EXERCISE BRIEF: Write the material out again exactly.

SOURCE MATERIAL:
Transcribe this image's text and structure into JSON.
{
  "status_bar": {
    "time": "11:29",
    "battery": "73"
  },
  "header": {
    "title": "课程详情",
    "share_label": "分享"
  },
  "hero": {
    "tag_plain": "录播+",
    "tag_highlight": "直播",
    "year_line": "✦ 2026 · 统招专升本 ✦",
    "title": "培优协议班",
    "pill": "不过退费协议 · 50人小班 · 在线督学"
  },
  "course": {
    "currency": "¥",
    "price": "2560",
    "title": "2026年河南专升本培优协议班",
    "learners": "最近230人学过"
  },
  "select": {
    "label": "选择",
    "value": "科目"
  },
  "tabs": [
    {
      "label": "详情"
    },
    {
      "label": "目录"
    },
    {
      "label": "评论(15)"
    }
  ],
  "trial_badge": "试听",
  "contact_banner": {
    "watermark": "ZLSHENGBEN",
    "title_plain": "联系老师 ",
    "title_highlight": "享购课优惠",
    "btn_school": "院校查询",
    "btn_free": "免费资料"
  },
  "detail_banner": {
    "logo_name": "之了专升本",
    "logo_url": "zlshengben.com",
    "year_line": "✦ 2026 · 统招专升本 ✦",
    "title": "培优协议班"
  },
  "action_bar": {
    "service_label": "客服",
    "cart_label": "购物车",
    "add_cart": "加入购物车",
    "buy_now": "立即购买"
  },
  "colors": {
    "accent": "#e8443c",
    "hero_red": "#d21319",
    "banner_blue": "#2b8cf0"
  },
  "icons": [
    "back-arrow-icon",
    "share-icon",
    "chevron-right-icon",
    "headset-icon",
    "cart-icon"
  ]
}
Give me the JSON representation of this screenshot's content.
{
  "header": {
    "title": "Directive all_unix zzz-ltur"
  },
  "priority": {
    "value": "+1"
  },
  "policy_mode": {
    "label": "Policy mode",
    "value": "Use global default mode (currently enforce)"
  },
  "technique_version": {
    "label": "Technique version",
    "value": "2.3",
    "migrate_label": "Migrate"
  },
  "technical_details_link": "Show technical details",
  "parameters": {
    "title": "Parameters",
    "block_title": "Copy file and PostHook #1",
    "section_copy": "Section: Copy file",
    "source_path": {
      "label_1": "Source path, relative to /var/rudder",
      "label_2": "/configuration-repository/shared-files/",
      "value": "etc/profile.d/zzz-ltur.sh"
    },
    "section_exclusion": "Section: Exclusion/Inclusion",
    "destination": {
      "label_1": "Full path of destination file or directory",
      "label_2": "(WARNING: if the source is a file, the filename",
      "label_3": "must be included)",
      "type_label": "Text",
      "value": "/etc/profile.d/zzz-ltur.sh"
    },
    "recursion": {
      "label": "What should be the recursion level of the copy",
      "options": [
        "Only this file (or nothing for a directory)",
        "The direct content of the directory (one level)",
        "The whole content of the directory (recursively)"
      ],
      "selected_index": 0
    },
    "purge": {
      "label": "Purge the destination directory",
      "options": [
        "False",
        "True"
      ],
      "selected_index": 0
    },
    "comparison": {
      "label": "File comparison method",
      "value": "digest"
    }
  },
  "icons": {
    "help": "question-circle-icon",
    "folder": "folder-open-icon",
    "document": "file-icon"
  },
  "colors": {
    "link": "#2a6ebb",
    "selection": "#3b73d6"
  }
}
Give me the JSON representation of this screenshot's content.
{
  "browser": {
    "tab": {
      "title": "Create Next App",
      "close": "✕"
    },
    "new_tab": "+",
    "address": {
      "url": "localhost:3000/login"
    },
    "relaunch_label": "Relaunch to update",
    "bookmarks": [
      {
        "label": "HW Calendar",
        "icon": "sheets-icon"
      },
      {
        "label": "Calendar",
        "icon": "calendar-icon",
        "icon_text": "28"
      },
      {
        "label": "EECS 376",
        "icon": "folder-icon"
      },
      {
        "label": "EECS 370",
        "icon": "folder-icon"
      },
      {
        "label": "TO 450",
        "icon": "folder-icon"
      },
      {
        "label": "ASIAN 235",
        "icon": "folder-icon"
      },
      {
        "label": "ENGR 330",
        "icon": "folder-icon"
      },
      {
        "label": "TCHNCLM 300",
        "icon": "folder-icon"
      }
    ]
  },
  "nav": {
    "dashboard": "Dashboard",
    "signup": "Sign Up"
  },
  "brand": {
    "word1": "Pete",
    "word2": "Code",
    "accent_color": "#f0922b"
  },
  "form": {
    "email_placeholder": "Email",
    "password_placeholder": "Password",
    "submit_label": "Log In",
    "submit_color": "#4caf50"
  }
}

EXPECTED OUTPUT:
Transcribe this image's text and structure into JSON.
{
  "status_bar": {
    "time": "11:29",
    "battery": "73"
  },
  "header": {
    "title": "课程详情",
    "share_label": "分享"
  },
  "hero": {
    "tag_plain": "录播+",
    "tag_highlight": "直播",
    "year_line": "✦ 2026 · 统招专升本 ✦",
    "title": "培优协议班",
    "pill": "不过退费协议 · 50人小班 · 在线督学"
  },
  "course": {
    "currency": "¥",
    "price": "2560",
    "title": "2026年河南专升本培优协议班",
    "learners": "最近230人学过"
  },
  "select": {
    "label": "选择",
    "value": "科目"
  },
  "tabs": [
    {
      "label": "详情"
    },
    {
      "label": "目录"
    },
    {
      "label": "评论(15)"
    }
  ],
  "trial_badge": "试听",
  "contact_banner": {
    "watermark": "ZLSHENGBEN",
    "title_plain": "联系老师 ",
    "title_highlight": "享购课优惠",
    "btn_school": "院校查询",
    "btn_free": "免费资料"
  },
  "detail_banner": {
    "logo_name": "之了专升本",
    "logo_url": "zlshengben.com",
    "year_line": "✦ 2026 · 统招专升本 ✦",
    "title": "培优协议班"
  },
  "action_bar": {
    "service_label": "客服",
    "cart_label": "购物车",
    "add_cart": "加入购物车",
    "buy_now": "立即购买"
  },
  "colors": {
    "accent": "#e8443c",
    "hero_red": "#d21319",
    "banner_blue": "#2b8cf0"
  },
  "icons": [
    "back-arrow-icon",
    "share-icon",
    "chevron-right-icon",
    "headset-icon",
    "cart-icon"
  ]
}
Give me the JSON representation of this screenshot's content.
{
  "header": {
    "title": "Directive all_unix zzz-ltur"
  },
  "priority": {
    "value": "+1"
  },
  "policy_mode": {
    "label": "Policy mode",
    "value": "Use global default mode (currently enforce)"
  },
  "technique_version": {
    "label": "Technique version",
    "value": "2.3",
    "migrate_label": "Migrate"
  },
  "technical_details_link": "Show technical details",
  "parameters": {
    "title": "Parameters",
    "block_title": "Copy file and PostHook #1",
    "section_copy": "Section: Copy file",
    "source_path": {
      "label_1": "Source path, relative to /var/rudder",
      "label_2": "/configuration-repository/shared-files/",
      "value": "etc/profile.d/zzz-ltur.sh"
    },
    "section_exclusion": "Section: Exclusion/Inclusion",
    "destination": {
      "label_1": "Full path of destination file or directory",
      "label_2": "(WARNING: if the source is a file, the filename",
      "label_3": "must be included)",
      "type_label": "Text",
      "value": "/etc/profile.d/zzz-ltur.sh"
    },
    "recursion": {
      "label": "What should be the recursion level of the copy",
      "options": [
        "Only this file (or nothing for a directory)",
        "The direct content of the directory (one level)",
        "The whole content of the directory (recursively)"
      ],
      "selected_index": 0
    },
    "purge": {
      "label": "Purge the destination directory",
      "options": [
        "False",
        "True"
      ],
      "selected_index": 0
    },
    "comparison": {
      "label": "File comparison method",
      "value": "digest"
    }
  },
  "icons": {
    "help": "question-circle-icon",
    "folder": "folder-open-icon",
    "document": "file-icon"
  },
  "colors": {
    "link": "#2a6ebb",
    "selection": "#3b73d6"
  }
}
Give me the JSON representation of this screenshot's content.
{
  "browser": {
    "tab": {
      "title": "Create Next App",
      "close": "✕"
    },
    "new_tab": "+",
    "address": {
      "url": "localhost:3000/login"
    },
    "relaunch_label": "Relaunch to update",
    "bookmarks": [
      {
        "label": "HW Calendar",
        "icon": "sheets-icon"
      },
      {
        "label": "Calendar",
        "icon": "calendar-icon",
        "icon_text": "28"
      },
      {
        "label": "EECS 376",
        "icon": "folder-icon"
      },
      {
        "label": "EECS 370",
        "icon": "folder-icon"
      },
      {
        "label": "TO 450",
        "icon": "folder-icon"
      },
      {
        "label": "ASIAN 235",
        "icon": "folder-icon"
      },
      {
        "label": "ENGR 330",
        "icon": "folder-icon"
      },
      {
        "label": "TCHNCLM 300",
        "icon": "folder-icon"
      }
    ]
  },
  "nav": {
    "dashboard": "Dashboard",
    "signup": "Sign Up"
  },
  "brand": {
    "word1": "Pete",
    "word2": "Code",
    "accent_color": "#f0922b"
  },
  "form": {
    "email_placeholder": "Email",
    "password_placeholder": "Password",
    "submit_label": "Log In",
    "submit_color": "#4caf50"
  }
}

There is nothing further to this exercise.